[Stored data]
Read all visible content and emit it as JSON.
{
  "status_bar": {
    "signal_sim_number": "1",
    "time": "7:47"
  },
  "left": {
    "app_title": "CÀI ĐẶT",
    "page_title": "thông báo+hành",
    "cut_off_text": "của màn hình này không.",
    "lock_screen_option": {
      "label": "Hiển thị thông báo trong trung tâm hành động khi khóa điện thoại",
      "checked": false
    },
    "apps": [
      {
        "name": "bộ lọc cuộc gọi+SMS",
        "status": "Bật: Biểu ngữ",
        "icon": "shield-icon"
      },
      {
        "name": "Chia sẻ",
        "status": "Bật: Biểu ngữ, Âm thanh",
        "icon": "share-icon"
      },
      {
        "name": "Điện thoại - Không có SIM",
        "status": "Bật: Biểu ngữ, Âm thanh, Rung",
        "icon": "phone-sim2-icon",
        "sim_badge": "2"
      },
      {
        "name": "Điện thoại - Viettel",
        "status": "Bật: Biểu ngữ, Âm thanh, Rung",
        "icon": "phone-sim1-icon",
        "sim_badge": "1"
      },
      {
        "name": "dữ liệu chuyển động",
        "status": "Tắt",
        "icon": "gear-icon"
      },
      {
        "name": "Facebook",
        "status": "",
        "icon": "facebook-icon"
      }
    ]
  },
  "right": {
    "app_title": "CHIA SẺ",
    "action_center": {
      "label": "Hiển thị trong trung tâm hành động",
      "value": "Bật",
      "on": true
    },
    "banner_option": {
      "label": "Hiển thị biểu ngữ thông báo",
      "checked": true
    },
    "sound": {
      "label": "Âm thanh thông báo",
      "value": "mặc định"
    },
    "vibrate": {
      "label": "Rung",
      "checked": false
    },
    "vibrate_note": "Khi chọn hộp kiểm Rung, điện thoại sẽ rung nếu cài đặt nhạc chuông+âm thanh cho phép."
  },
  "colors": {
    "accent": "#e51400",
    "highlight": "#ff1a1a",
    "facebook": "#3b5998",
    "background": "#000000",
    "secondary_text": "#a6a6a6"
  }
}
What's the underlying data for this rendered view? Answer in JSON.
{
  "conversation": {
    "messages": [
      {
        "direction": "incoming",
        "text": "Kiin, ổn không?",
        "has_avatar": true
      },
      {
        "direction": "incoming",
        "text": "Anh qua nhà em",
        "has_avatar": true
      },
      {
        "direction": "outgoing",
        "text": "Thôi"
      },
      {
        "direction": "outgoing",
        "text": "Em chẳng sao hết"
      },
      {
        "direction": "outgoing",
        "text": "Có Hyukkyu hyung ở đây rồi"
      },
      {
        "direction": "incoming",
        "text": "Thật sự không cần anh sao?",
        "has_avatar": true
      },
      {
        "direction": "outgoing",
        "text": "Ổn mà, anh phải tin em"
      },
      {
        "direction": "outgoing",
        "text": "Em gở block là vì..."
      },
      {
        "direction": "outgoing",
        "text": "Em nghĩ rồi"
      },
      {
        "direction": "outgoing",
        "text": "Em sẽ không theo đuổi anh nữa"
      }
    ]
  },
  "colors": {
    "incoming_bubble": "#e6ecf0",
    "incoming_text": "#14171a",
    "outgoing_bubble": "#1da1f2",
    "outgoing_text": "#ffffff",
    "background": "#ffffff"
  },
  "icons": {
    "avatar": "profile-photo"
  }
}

> _What the exercise asks_: Make an exact copy of the material above.

> _Written response_:
Read all visible content and emit it as JSON.
{
  "status_bar": {
    "signal_sim_number": "1",
    "time": "7:47"
  },
  "left": {
    "app_title": "CÀI ĐẶT",
    "page_title": "thông báo+hành",
    "cut_off_text": "của màn hình này không.",
    "lock_screen_option": {
      "label": "Hiển thị thông báo trong trung tâm hành động khi khóa điện thoại",
      "checked": false
    },
    "apps": [
      {
        "name": "bộ lọc cuộc gọi+SMS",
        "status": "Bật: Biểu ngữ",
        "icon": "shield-icon"
      },
      {
        "name": "Chia sẻ",
        "status": "Bật: Biểu ngữ, Âm thanh",
        "icon": "share-icon"
      },
      {
        "name": "Điện thoại - Không có SIM",
        "status": "Bật: Biểu ngữ, Âm thanh, Rung",
        "icon": "phone-sim2-icon",
        "sim_badge": "2"
      },
      {
        "name": "Điện thoại - Viettel",
        "status": "Bật: Biểu ngữ, Âm thanh, Rung",
        "icon": "phone-sim1-icon",
        "sim_badge": "1"
      },
      {
        "name": "dữ liệu chuyển động",
        "status": "Tắt",
        "icon": "gear-icon"
      },
      {
        "name": "Facebook",
        "status": "",
        "icon": "facebook-icon"
      }
    ]
  },
  "right": {
    "app_title": "CHIA SẺ",
    "action_center": {
      "label": "Hiển thị trong trung tâm hành động",
      "value": "Bật",
      "on": true
    },
    "banner_option": {
      "label": "Hiển thị biểu ngữ thông báo",
      "checked": true
    },
    "sound": {
      "label": "Âm thanh thông báo",
      "value": "mặc định"
    },
    "vibrate": {
      "label": "Rung",
      "checked": false
    },
    "vibrate_note": "Khi chọn hộp kiểm Rung, điện thoại sẽ rung nếu cài đặt nhạc chuông+âm thanh cho phép."
  },
  "colors": {
    "accent": "#e51400",
    "highlight": "#ff1a1a",
    "facebook": "#3b5998",
    "background": "#000000",
    "secondary_text": "#a6a6a6"
  }
}
What's the underlying data for this rendered view? Answer in JSON.
{
  "conversation": {
    "messages": [
      {
        "direction": "incoming",
        "text": "Kiin, ổn không?",
        "has_avatar": true
      },
      {
        "direction": "incoming",
        "text": "Anh qua nhà em",
        "has_avatar": true
      },
      {
        "direction": "outgoing",
        "text": "Thôi"
      },
      {
        "direction": "outgoing",
        "text": "Em chẳng sao hết"
      },
      {
        "direction": "outgoing",
        "text": "Có Hyukkyu hyung ở đây rồi"
      },
      {
        "direction": "incoming",
        "text": "Thật sự không cần anh sao?",
        "has_avatar": true
      },
      {
        "direction": "outgoing",
        "text": "Ổn mà, anh phải tin em"
      },
      {
        "direction": "outgoing",
        "text": "Em gở block là vì..."
      },
      {
        "direction": "outgoing",
        "text": "Em nghĩ rồi"
      },
      {
        "direction": "outgoing",
        "text": "Em sẽ không theo đuổi anh nữa"
      }
    ]
  },
  "colors": {
    "incoming_bubble": "#e6ecf0",
    "incoming_text": "#14171a",
    "outgoing_bubble": "#1da1f2",
    "outgoing_text": "#ffffff",
    "background": "#ffffff"
  },
  "icons": {
    "avatar": "profile-photo"
  }
}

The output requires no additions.